### [Record excerpts]
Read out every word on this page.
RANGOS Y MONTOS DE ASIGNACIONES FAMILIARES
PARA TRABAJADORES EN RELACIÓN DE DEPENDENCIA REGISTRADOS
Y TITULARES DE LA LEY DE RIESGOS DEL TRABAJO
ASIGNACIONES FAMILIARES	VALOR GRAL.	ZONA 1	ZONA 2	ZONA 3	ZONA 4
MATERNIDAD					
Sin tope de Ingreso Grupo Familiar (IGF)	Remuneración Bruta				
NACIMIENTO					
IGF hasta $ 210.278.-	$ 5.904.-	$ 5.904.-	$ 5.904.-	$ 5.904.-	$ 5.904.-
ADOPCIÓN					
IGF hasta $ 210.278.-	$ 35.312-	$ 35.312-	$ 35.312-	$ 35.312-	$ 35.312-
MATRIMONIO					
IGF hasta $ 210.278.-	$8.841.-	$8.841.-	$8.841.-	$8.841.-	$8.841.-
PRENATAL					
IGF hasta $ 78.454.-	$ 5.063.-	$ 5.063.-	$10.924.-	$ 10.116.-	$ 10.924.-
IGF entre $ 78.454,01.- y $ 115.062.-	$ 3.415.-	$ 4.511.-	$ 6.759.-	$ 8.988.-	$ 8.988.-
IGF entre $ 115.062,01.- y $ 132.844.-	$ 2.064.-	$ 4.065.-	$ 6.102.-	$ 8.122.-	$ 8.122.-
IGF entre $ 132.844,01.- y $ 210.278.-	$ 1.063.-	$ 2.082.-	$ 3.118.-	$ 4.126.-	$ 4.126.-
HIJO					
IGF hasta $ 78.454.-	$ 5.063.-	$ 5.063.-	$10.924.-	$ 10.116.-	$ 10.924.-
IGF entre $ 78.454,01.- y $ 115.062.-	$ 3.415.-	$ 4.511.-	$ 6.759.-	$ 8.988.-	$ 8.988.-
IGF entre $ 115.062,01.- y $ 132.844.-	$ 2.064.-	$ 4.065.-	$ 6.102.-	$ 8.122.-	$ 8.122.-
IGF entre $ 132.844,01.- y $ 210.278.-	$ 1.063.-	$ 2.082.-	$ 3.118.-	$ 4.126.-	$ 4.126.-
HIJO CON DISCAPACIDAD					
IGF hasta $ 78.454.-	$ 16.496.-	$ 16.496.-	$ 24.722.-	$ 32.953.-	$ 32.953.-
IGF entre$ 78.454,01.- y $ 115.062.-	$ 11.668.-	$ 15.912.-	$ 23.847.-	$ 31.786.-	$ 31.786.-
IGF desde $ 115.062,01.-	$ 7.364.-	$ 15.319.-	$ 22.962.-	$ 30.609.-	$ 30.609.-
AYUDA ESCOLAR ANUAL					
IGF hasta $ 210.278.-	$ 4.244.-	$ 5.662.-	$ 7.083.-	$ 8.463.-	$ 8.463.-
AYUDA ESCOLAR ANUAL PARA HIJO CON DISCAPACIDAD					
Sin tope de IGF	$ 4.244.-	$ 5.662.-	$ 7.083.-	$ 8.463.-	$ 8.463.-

### [Description of the task]
Reproduce all the records precisely.

### [The answer]
Read out every word on this page.
RANGOS Y MONTOS DE ASIGNACIONES FAMILIARES
PARA TRABAJADORES EN RELACIÓN DE DEPENDENCIA REGISTRADOS
Y TITULARES DE LA LEY DE RIESGOS DEL TRABAJO
ASIGNACIONES FAMILIARES	VALOR GRAL.	ZONA 1	ZONA 2	ZONA 3	ZONA 4
MATERNIDAD					
Sin tope de Ingreso Grupo Familiar (IGF)	Remuneración Bruta				
NACIMIENTO					
IGF hasta $ 210.278.-	$ 5.904.-	$ 5.904.-	$ 5.904.-	$ 5.904.-	$ 5.904.-
ADOPCIÓN					
IGF hasta $ 210.278.-	$ 35.312-	$ 35.312-	$ 35.312-	$ 35.312-	$ 35.312-
MATRIMONIO					
IGF hasta $ 210.278.-	$8.841.-	$8.841.-	$8.841.-	$8.841.-	$8.841.-
PRENATAL					
IGF hasta $ 78.454.-	$ 5.063.-	$ 5.063.-	$10.924.-	$ 10.116.-	$ 10.924.-
IGF entre $ 78.454,01.- y $ 115.062.-	$ 3.415.-	$ 4.511.-	$ 6.759.-	$ 8.988.-	$ 8.988.-
IGF entre $ 115.062,01.- y $ 132.844.-	$ 2.064.-	$ 4.065.-	$ 6.102.-	$ 8.122.-	$ 8.122.-
IGF entre $ 132.844,01.- y $ 210.278.-	$ 1.063.-	$ 2.082.-	$ 3.118.-	$ 4.126.-	$ 4.126.-
HIJO					
IGF hasta $ 78.454.-	$ 5.063.-	$ 5.063.-	$10.924.-	$ 10.116.-	$ 10.924.-
IGF entre $ 78.454,01.- y $ 115.062.-	$ 3.415.-	$ 4.511.-	$ 6.759.-	$ 8.988.-	$ 8.988.-
IGF entre $ 115.062,01.- y $ 132.844.-	$ 2.064.-	$ 4.065.-	$ 6.102.-	$ 8.122.-	$ 8.122.-
IGF entre $ 132.844,01.- y $ 210.278.-	$ 1.063.-	$ 2.082.-	$ 3.118.-	$ 4.126.-	$ 4.126.-
HIJO CON DISCAPACIDAD					
IGF hasta $ 78.454.-	$ 16.496.-	$ 16.496.-	$ 24.722.-	$ 32.953.-	$ 32.953.-
IGF entre$ 78.454,01.- y $ 115.062.-	$ 11.668.-	$ 15.912.-	$ 23.847.-	$ 31.786.-	$ 31.786.-
IGF desde $ 115.062,01.-	$ 7.364.-	$ 15.319.-	$ 22.962.-	$ 30.609.-	$ 30.609.-
AYUDA ESCOLAR ANUAL					
IGF hasta $ 210.278.-	$ 4.244.-	$ 5.662.-	$ 7.083.-	$ 8.463.-	$ 8.463.-
AYUDA ESCOLAR ANUAL PARA HIJO CON DISCAPACIDAD					
Sin tope de IGF	$ 4.244.-	$ 5.662.-	$ 7.083.-	$ 8.463.-	$ 8.463.-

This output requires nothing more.